··· DATASET ···

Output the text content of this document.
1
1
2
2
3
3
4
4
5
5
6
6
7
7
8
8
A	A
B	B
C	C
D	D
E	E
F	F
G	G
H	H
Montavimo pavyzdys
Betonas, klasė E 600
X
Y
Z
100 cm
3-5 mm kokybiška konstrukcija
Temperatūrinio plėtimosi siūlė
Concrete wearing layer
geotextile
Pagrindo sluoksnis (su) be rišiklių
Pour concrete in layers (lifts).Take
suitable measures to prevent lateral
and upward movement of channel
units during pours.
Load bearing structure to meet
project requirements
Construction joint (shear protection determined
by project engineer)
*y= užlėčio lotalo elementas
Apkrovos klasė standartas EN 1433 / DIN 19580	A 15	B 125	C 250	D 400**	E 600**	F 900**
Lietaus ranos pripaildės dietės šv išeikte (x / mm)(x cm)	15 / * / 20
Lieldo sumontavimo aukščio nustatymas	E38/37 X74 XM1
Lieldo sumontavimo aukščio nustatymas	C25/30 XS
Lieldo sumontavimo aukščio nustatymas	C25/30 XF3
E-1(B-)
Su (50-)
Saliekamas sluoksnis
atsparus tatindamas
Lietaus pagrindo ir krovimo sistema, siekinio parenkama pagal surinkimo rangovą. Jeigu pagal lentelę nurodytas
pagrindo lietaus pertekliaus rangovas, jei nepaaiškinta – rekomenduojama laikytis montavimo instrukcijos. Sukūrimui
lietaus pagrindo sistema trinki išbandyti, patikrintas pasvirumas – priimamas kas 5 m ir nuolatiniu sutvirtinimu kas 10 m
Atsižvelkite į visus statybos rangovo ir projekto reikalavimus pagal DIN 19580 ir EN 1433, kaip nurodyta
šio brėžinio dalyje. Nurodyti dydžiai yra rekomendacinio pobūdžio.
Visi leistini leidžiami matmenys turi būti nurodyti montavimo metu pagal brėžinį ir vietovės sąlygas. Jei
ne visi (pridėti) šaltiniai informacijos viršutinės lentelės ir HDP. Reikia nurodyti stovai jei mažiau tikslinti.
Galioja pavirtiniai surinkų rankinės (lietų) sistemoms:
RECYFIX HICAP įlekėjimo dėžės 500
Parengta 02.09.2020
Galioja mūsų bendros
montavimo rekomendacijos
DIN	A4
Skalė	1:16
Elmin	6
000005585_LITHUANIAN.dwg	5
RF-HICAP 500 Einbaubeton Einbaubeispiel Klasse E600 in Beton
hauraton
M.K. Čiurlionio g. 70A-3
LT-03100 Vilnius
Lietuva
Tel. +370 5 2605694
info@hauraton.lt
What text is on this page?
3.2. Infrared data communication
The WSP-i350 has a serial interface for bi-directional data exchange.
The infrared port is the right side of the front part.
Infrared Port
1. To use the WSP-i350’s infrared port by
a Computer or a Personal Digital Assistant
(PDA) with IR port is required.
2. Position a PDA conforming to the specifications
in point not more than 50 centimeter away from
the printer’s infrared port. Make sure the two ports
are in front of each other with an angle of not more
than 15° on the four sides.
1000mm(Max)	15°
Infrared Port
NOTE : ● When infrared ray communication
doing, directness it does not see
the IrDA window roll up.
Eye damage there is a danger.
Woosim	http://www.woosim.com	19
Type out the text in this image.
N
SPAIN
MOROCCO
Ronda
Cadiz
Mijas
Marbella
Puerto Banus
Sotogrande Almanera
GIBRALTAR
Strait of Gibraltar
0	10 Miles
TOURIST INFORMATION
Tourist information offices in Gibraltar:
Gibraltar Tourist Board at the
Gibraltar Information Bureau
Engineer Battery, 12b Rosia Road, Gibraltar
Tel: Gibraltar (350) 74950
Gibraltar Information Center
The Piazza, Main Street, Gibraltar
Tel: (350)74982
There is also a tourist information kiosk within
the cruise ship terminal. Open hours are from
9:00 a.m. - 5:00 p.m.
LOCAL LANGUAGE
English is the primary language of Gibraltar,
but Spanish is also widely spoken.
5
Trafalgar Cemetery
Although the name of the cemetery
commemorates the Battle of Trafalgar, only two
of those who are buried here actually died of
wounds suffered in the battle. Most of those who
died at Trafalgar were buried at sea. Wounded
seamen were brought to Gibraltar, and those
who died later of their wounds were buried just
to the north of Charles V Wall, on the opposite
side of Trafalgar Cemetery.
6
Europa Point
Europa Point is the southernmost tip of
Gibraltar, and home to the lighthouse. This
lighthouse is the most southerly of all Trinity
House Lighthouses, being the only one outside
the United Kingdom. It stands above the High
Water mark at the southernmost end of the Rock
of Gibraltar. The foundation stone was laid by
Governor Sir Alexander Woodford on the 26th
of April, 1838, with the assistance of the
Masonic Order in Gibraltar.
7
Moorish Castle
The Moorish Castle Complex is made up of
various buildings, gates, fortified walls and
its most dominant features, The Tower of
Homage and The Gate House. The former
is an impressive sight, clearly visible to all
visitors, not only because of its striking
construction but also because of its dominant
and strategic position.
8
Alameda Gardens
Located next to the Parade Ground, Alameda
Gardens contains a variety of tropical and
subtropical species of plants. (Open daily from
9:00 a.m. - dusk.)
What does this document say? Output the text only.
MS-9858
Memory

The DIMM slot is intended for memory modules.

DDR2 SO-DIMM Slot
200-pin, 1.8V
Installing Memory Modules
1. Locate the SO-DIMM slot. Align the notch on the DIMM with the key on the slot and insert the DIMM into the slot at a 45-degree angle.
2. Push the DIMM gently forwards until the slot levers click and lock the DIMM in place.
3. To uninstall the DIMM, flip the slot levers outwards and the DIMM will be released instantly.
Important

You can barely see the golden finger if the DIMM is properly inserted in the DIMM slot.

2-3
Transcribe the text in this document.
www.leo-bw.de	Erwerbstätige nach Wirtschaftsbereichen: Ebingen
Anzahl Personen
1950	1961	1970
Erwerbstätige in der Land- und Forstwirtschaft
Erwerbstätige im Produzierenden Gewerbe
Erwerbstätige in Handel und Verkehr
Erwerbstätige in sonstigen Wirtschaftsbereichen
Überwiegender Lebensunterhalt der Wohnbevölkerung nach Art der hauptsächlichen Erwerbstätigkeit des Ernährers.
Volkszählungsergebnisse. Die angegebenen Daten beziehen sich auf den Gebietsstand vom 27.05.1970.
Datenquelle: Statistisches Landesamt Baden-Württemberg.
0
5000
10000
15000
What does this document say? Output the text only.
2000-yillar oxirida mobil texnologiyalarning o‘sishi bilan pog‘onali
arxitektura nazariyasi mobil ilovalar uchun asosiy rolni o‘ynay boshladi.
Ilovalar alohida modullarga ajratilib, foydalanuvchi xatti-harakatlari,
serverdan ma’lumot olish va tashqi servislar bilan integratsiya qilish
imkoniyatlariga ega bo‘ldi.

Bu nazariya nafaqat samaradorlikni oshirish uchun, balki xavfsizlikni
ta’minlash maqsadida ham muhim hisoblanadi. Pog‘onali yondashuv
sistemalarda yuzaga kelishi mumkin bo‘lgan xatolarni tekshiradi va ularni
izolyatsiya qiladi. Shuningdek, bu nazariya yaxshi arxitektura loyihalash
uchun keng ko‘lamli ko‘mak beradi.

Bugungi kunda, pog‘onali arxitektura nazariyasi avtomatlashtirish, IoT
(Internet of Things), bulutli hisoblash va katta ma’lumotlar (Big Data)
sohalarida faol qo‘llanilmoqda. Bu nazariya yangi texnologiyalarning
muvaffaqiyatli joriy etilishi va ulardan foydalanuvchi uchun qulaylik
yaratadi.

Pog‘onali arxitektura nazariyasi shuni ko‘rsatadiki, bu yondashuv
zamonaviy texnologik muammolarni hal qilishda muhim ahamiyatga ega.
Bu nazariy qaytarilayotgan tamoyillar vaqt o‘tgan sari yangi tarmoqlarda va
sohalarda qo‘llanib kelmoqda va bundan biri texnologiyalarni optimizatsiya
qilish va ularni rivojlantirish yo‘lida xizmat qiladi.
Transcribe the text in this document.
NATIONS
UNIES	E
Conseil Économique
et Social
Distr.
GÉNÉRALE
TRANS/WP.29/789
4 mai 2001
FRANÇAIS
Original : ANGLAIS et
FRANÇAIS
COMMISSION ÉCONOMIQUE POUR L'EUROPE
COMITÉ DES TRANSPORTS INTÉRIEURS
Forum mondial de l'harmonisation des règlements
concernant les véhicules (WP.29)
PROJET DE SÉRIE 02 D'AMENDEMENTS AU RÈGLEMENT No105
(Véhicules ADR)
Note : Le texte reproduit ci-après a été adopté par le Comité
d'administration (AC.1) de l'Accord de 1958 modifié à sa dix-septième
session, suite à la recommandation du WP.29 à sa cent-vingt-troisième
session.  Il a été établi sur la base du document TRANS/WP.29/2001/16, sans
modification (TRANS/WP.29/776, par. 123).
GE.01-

···

EXERCISE PROMPT: Look through the entries above for the word "bilan". Copy every line where it shows up.

ANSWER BELOW:
2000-yillar oxirida mobil texnologiyalarning o‘sishi bilan pog‘onali
serverdan ma’lumot olish va tashqi servislar bilan integratsiya qilish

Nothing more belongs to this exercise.